(Records about charts and figures)
*****
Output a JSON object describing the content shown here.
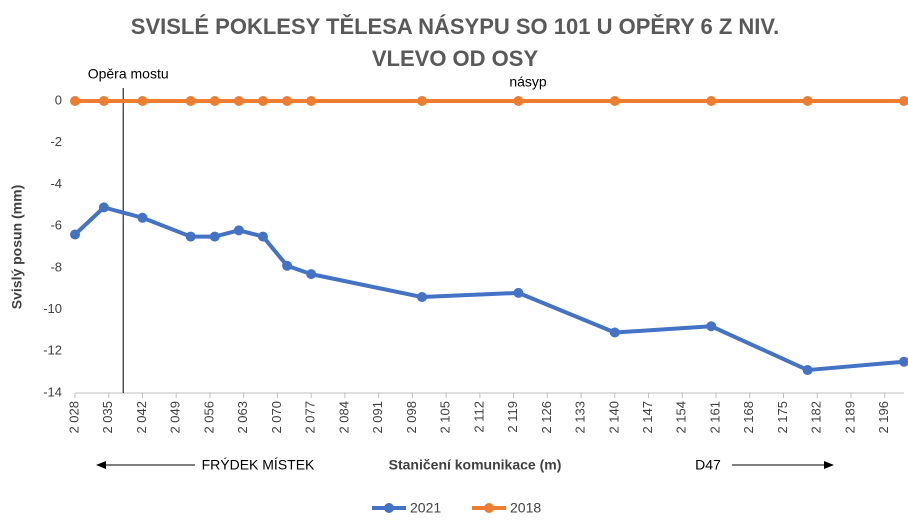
{
  "chart_data": {
    "type": "line",
    "title": [
      "SVISLÉ POKLESY TĚLESA NÁSYPU SO 101 U OPĚRY 6 Z NIV.",
      "VLEVO OD OSY"
    ],
    "x_label": "Staničení komunikace (m)",
    "y_label": "Svislý posun (mm)",
    "x": [
      2028,
      2034,
      2042,
      2052,
      2057,
      2062,
      2067,
      2072,
      2077,
      2100,
      2120,
      2140,
      2160,
      2180,
      2200
    ],
    "series": [
      {
        "name": "2021",
        "color": "#4472c4",
        "values": [
          -6.4,
          -5.1,
          -5.6,
          -6.5,
          -6.5,
          -6.2,
          -6.5,
          -7.9,
          -8.3,
          -9.4,
          -9.2,
          -11.1,
          -10.8,
          -12.9,
          -12.5
        ]
      },
      {
        "name": "2018",
        "color": "#ed7d31",
        "values": [
          0,
          0,
          0,
          0,
          0,
          0,
          0,
          0,
          0,
          0,
          0,
          0,
          0,
          0,
          0
        ]
      }
    ],
    "xlim": [
      2028,
      2200
    ],
    "xticks": [
      {
        "value": 2028,
        "label": "2 028"
      },
      {
        "value": 2035,
        "label": "2 035"
      },
      {
        "value": 2042,
        "label": "2 042"
      },
      {
        "value": 2049,
        "label": "2 049"
      },
      {
        "value": 2056,
        "label": "2 056"
      },
      {
        "value": 2063,
        "label": "2 063"
      },
      {
        "value": 2070,
        "label": "2 070"
      },
      {
        "value": 2077,
        "label": "2 077"
      },
      {
        "value": 2084,
        "label": "2 084"
      },
      {
        "value": 2091,
        "label": "2 091"
      },
      {
        "value": 2098,
        "label": "2 098"
      },
      {
        "value": 2105,
        "label": "2 105"
      },
      {
        "value": 2112,
        "label": "2 112"
      },
      {
        "value": 2119,
        "label": "2 119"
      },
      {
        "value": 2126,
        "label": "2 126"
      },
      {
        "value": 2133,
        "label": "2 133"
      },
      {
        "value": 2140,
        "label": "2 140"
      },
      {
        "value": 2147,
        "label": "2 147"
      },
      {
        "value": 2154,
        "label": "2 154"
      },
      {
        "value": 2161,
        "label": "2 161"
      },
      {
        "value": 2168,
        "label": "2 168"
      },
      {
        "value": 2175,
        "label": "2 175"
      },
      {
        "value": 2182,
        "label": "2 182"
      },
      {
        "value": 2189,
        "label": "2 189"
      },
      {
        "value": 2196,
        "label": "2 196"
      }
    ],
    "ylim": [
      -14,
      0
    ],
    "yticks": [
      0,
      -2,
      -4,
      -6,
      -8,
      -10,
      -12,
      -14
    ],
    "abutment": {
      "text": "Opěra mostu",
      "x": 2038
    },
    "annotations": [
      "násyp",
      "FRÝDEK MÍSTEK",
      "D47"
    ],
    "legend": "bottom"
  }
}
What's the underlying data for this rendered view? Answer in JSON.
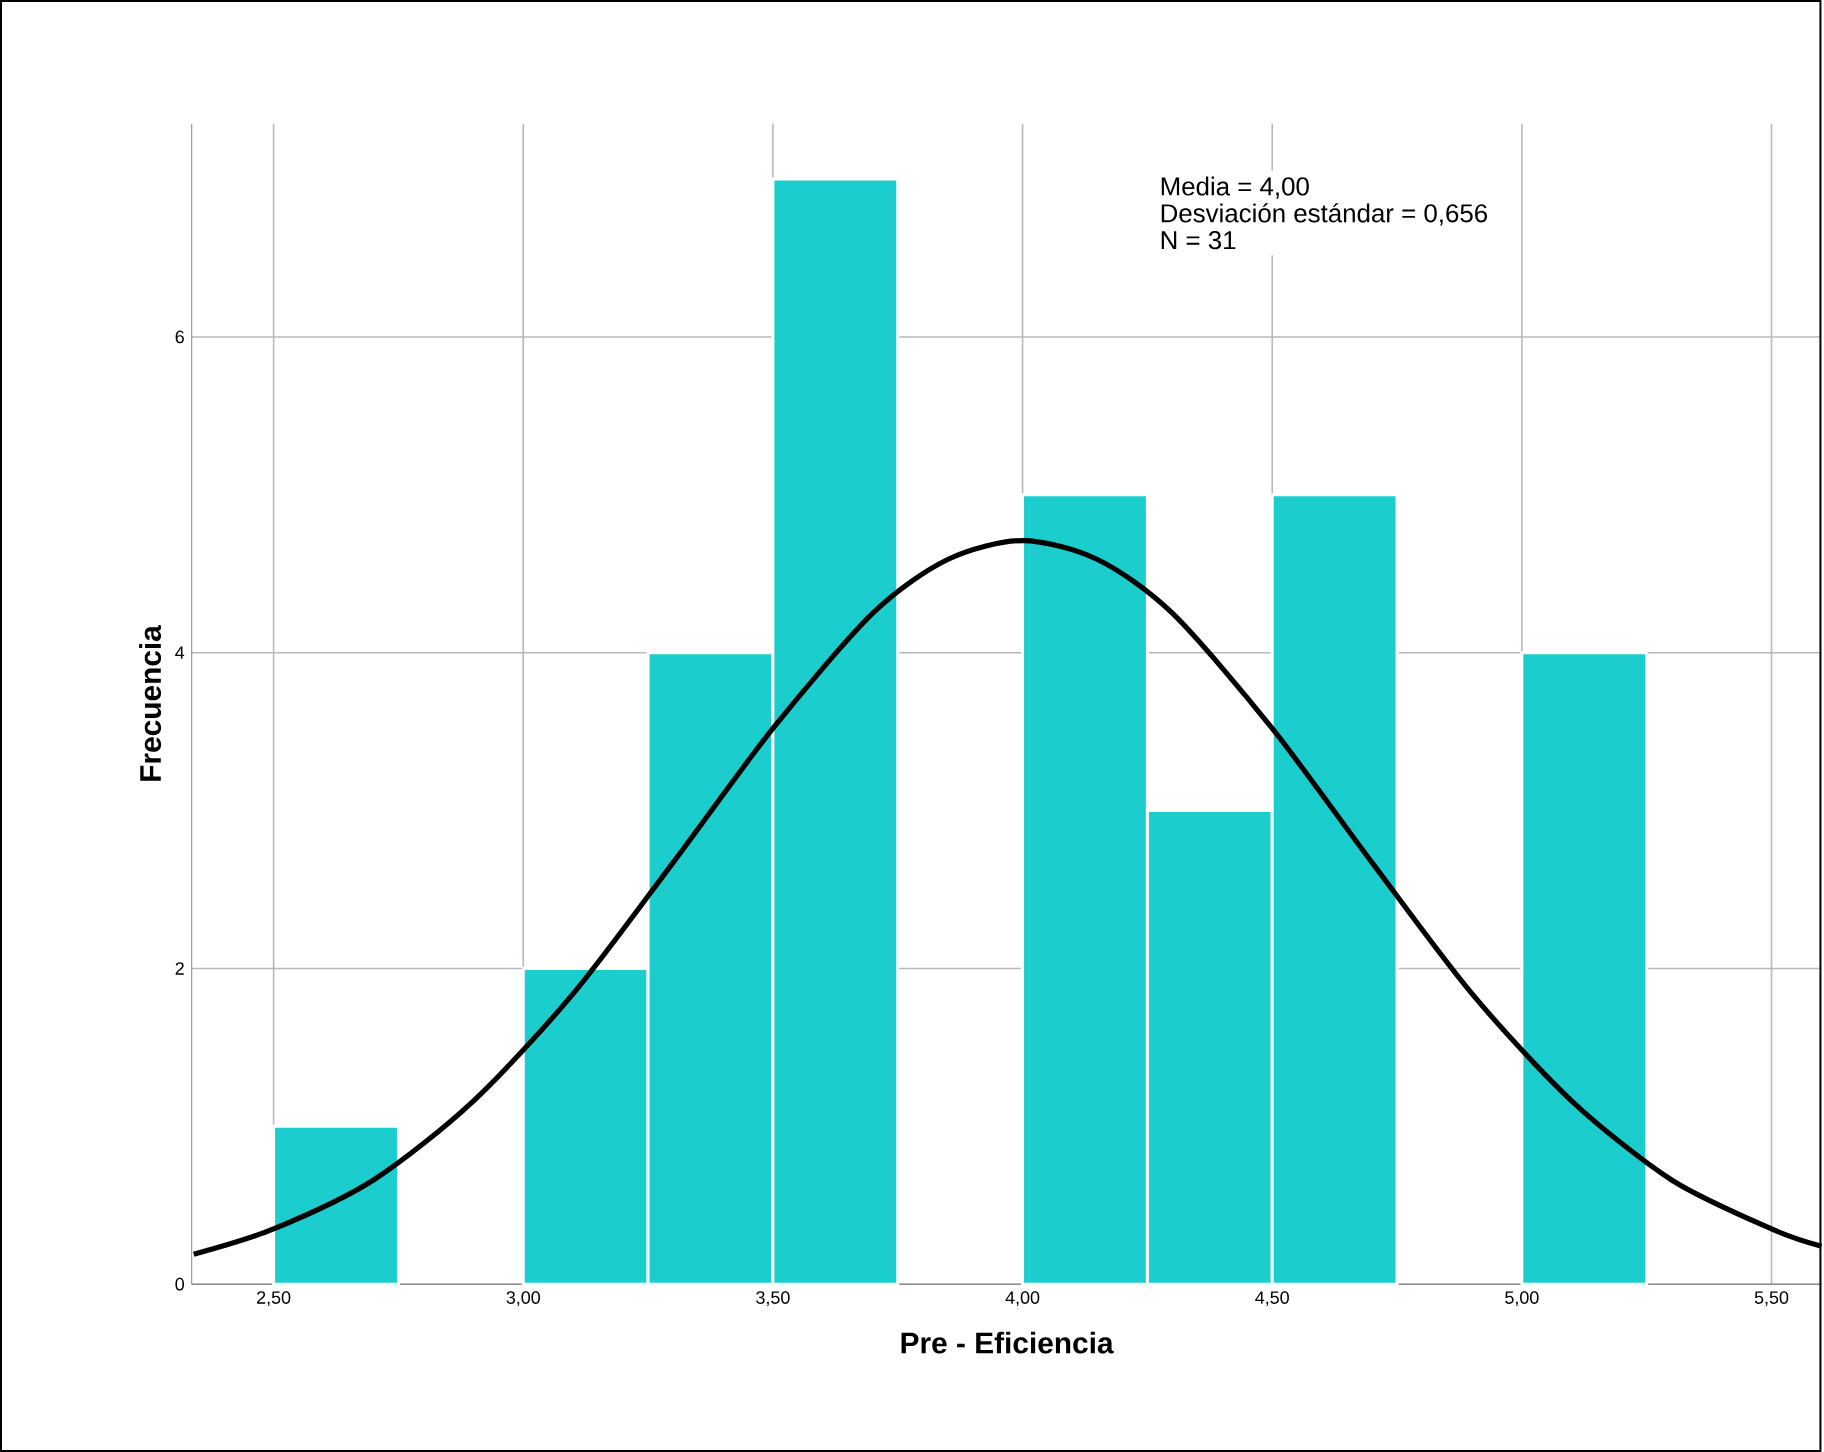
{
  "chart_data": {
    "type": "histogram",
    "xlabel": "Pre - Eficiencia",
    "ylabel": "Frecuencia",
    "bins": [
      2.5,
      2.75,
      3.0,
      3.25,
      3.5,
      3.75,
      4.0,
      4.25,
      4.5,
      4.75,
      5.0,
      5.25
    ],
    "values": [
      1,
      0,
      2,
      4,
      7,
      0,
      5,
      3,
      5,
      0,
      4
    ],
    "color": "#1ccdcd",
    "series": [
      {
        "type": "line",
        "color": "#000000",
        "x": [
          2.34,
          2.5,
          2.7,
          2.9,
          3.1,
          3.3,
          3.5,
          3.7,
          3.85,
          4.0,
          4.15,
          4.3,
          4.5,
          4.7,
          4.9,
          5.1,
          5.3,
          5.5,
          5.6
        ],
        "values": [
          0.19,
          0.35,
          0.66,
          1.16,
          1.84,
          2.67,
          3.52,
          4.25,
          4.59,
          4.71,
          4.59,
          4.25,
          3.52,
          2.67,
          1.84,
          1.16,
          0.66,
          0.35,
          0.24
        ]
      }
    ],
    "annotations": [
      "Media = 4,00",
      "Desviación estándar = 0,656",
      "N = 31"
    ],
    "xlim": [
      2.336,
      5.6
    ],
    "ylim": [
      0,
      7.35
    ],
    "xticks": [
      {
        "value": 2.5,
        "label": "2,50"
      },
      {
        "value": 3.0,
        "label": "3,00"
      },
      {
        "value": 3.5,
        "label": "3,50"
      },
      {
        "value": 4.0,
        "label": "4,00"
      },
      {
        "value": 4.5,
        "label": "4,50"
      },
      {
        "value": 5.0,
        "label": "5,00"
      },
      {
        "value": 5.5,
        "label": "5,50"
      }
    ],
    "yticks": [
      0,
      2,
      4,
      6
    ],
    "grid": true
  }
}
*****
Given problem
Set down the lines of the records above exactly, apart from the pictures.

Final answer
Output a JSON object describing the content shown here.
{
  "chart_data": {
    "type": "line",
    "title": [
      "SVISLÉ POKLESY TĚLESA NÁSYPU SO 101 U OPĚRY 6 Z NIV.",
      "VLEVO OD OSY"
    ],
    "x_label": "Staničení komunikace (m)",
    "y_label": "Svislý posun (mm)",
    "x": [
      2028,
      2034,
      2042,
      2052,
      2057,
      2062,
      2067,
      2072,
      2077,
      2100,
      2120,
      2140,
      2160,
      2180,
      2200
    ],
    "series": [
      {
        "name": "2021",
        "color": "#4472c4",
        "values": [
          -6.4,
          -5.1,
          -5.6,
          -6.5,
          -6.5,
          -6.2,
          -6.5,
          -7.9,
          -8.3,
          -9.4,
          -9.2,
          -11.1,
          -10.8,
          -12.9,
          -12.5
        ]
      },
      {
        "name": "2018",
        "color": "#ed7d31",
        "values": [
          0,
          0,
          0,
          0,
          0,
          0,
          0,
          0,
          0,
          0,
          0,
          0,
          0,
          0,
          0
        ]
      }
    ],
    "xlim": [
      2028,
      2200
    ],
    "xticks": [
      {
        "value": 2028,
        "label": "2 028"
      },
      {
        "value": 2035,
        "label": "2 035"
      },
      {
        "value": 2042,
        "label": "2 042"
      },
      {
        "value": 2049,
        "label": "2 049"
      },
      {
        "value": 2056,
        "label": "2 056"
      },
      {
        "value": 2063,
        "label": "2 063"
      },
      {
        "value": 2070,
        "label": "2 070"
      },
      {
        "value": 2077,
        "label": "2 077"
      },
      {
        "value": 2084,
        "label": "2 084"
      },
      {
        "value": 2091,
        "label": "2 091"
      },
      {
        "value": 2098,
        "label": "2 098"
      },
      {
        "value": 2105,
        "label": "2 105"
      },
      {
        "value": 2112,
        "label": "2 112"
      },
      {
        "value": 2119,
        "label": "2 119"
      },
      {
        "value": 2126,
        "label": "2 126"
      },
      {
        "value": 2133,
        "label": "2 133"
      },
      {
        "value": 2140,
        "label": "2 140"
      },
      {
        "value": 2147,
        "label": "2 147"
      },
      {
        "value": 2154,
        "label": "2 154"
      },
      {
        "value": 2161,
        "label": "2 161"
      },
      {
        "value": 2168,
        "label": "2 168"
      },
      {
        "value": 2175,
        "label": "2 175"
      },
      {
        "value": 2182,
        "label": "2 182"
      },
      {
        "value": 2189,
        "label": "2 189"
      },
      {
        "value": 2196,
        "label": "2 196"
      }
    ],
    "ylim": [
      -14,
      0
    ],
    "yticks": [
      0,
      -2,
      -4,
      -6,
      -8,
      -10,
      -12,
      -14
    ],
    "abutment": {
      "text": "Opěra mostu",
      "x": 2038
    },
    "annotations": [
      "násyp",
      "FRÝDEK MÍSTEK",
      "D47"
    ],
    "legend": "bottom"
  }
}
What's the underlying data for this rendered view? Answer in JSON.
{
  "chart_data": {
    "type": "histogram",
    "xlabel": "Pre - Eficiencia",
    "ylabel": "Frecuencia",
    "bins": [
      2.5,
      2.75,
      3.0,
      3.25,
      3.5,
      3.75,
      4.0,
      4.25,
      4.5,
      4.75,
      5.0,
      5.25
    ],
    "values": [
      1,
      0,
      2,
      4,
      7,
      0,
      5,
      3,
      5,
      0,
      4
    ],
    "color": "#1ccdcd",
    "series": [
      {
        "type": "line",
        "color": "#000000",
        "x": [
          2.34,
          2.5,
          2.7,
          2.9,
          3.1,
          3.3,
          3.5,
          3.7,
          3.85,
          4.0,
          4.15,
          4.3,
          4.5,
          4.7,
          4.9,
          5.1,
          5.3,
          5.5,
          5.6
        ],
        "values": [
          0.19,
          0.35,
          0.66,
          1.16,
          1.84,
          2.67,
          3.52,
          4.25,
          4.59,
          4.71,
          4.59,
          4.25,
          3.52,
          2.67,
          1.84,
          1.16,
          0.66,
          0.35,
          0.24
        ]
      }
    ],
    "annotations": [
      "Media = 4,00",
      "Desviación estándar = 0,656",
      "N = 31"
    ],
    "xlim": [
      2.336,
      5.6
    ],
    "ylim": [
      0,
      7.35
    ],
    "xticks": [
      {
        "value": 2.5,
        "label": "2,50"
      },
      {
        "value": 3.0,
        "label": "3,00"
      },
      {
        "value": 3.5,
        "label": "3,50"
      },
      {
        "value": 4.0,
        "label": "4,00"
      },
      {
        "value": 4.5,
        "label": "4,50"
      },
      {
        "value": 5.0,
        "label": "5,00"
      },
      {
        "value": 5.5,
        "label": "5,50"
      }
    ],
    "yticks": [
      0,
      2,
      4,
      6
    ],
    "grid": true
  }
}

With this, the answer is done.